**WHAT THIS TASK INVOLVES**
Transcribe the listing below word for word.

_____

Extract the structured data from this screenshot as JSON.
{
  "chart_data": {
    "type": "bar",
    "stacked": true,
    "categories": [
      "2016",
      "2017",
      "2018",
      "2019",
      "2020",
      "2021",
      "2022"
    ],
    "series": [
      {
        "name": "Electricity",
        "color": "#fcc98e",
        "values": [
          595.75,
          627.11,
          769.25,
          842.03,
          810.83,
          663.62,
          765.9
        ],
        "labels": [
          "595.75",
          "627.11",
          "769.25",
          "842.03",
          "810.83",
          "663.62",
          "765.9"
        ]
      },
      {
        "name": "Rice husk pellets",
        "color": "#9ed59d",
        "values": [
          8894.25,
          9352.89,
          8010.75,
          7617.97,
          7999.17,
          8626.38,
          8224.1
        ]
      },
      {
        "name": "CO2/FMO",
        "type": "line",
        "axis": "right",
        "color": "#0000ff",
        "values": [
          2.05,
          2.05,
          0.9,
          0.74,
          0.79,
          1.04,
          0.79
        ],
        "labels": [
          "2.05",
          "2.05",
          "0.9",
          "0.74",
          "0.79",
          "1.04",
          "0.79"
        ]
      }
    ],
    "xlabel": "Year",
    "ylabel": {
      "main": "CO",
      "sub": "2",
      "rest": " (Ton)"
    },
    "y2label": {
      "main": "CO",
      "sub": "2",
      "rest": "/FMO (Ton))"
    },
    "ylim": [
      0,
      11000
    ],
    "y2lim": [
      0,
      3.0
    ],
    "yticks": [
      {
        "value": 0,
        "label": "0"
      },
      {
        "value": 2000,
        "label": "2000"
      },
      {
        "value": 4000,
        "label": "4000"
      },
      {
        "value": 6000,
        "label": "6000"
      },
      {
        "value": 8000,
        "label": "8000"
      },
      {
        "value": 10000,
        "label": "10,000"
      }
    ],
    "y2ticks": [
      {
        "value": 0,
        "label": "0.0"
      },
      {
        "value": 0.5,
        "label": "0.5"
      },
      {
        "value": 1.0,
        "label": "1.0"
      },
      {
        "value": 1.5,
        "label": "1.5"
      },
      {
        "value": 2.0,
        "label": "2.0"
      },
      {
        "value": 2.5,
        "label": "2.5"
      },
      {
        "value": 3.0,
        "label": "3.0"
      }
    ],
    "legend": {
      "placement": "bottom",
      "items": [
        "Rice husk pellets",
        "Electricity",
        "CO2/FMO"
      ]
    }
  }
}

_____

**SOLUTION TO THIS PROBLEM**
Extract the structured data from this screenshot as JSON.
{
  "chart_data": {
    "type": "bar",
    "stacked": true,
    "categories": [
      "2016",
      "2017",
      "2018",
      "2019",
      "2020",
      "2021",
      "2022"
    ],
    "series": [
      {
        "name": "Electricity",
        "color": "#fcc98e",
        "values": [
          595.75,
          627.11,
          769.25,
          842.03,
          810.83,
          663.62,
          765.9
        ],
        "labels": [
          "595.75",
          "627.11",
          "769.25",
          "842.03",
          "810.83",
          "663.62",
          "765.9"
        ]
      },
      {
        "name": "Rice husk pellets",
        "color": "#9ed59d",
        "values": [
          8894.25,
          9352.89,
          8010.75,
          7617.97,
          7999.17,
          8626.38,
          8224.1
        ]
      },
      {
        "name": "CO2/FMO",
        "type": "line",
        "axis": "right",
        "color": "#0000ff",
        "values": [
          2.05,
          2.05,
          0.9,
          0.74,
          0.79,
          1.04,
          0.79
        ],
        "labels": [
          "2.05",
          "2.05",
          "0.9",
          "0.74",
          "0.79",
          "1.04",
          "0.79"
        ]
      }
    ],
    "xlabel": "Year",
    "ylabel": {
      "main": "CO",
      "sub": "2",
      "rest": " (Ton)"
    },
    "y2label": {
      "main": "CO",
      "sub": "2",
      "rest": "/FMO (Ton))"
    },
    "ylim": [
      0,
      11000
    ],
    "y2lim": [
      0,
      3.0
    ],
    "yticks": [
      {
        "value": 0,
        "label": "0"
      },
      {
        "value": 2000,
        "label": "2000"
      },
      {
        "value": 4000,
        "label": "4000"
      },
      {
        "value": 6000,
        "label": "6000"
      },
      {
        "value": 8000,
        "label": "8000"
      },
      {
        "value": 10000,
        "label": "10,000"
      }
    ],
    "y2ticks": [
      {
        "value": 0,
        "label": "0.0"
      },
      {
        "value": 0.5,
        "label": "0.5"
      },
      {
        "value": 1.0,
        "label": "1.0"
      },
      {
        "value": 1.5,
        "label": "1.5"
      },
      {
        "value": 2.0,
        "label": "2.0"
      },
      {
        "value": 2.5,
        "label": "2.5"
      },
      {
        "value": 3.0,
        "label": "3.0"
      }
    ],
    "legend": {
      "placement": "bottom",
      "items": [
        "Rice husk pellets",
        "Electricity",
        "CO2/FMO"
      ]
    }
  }
}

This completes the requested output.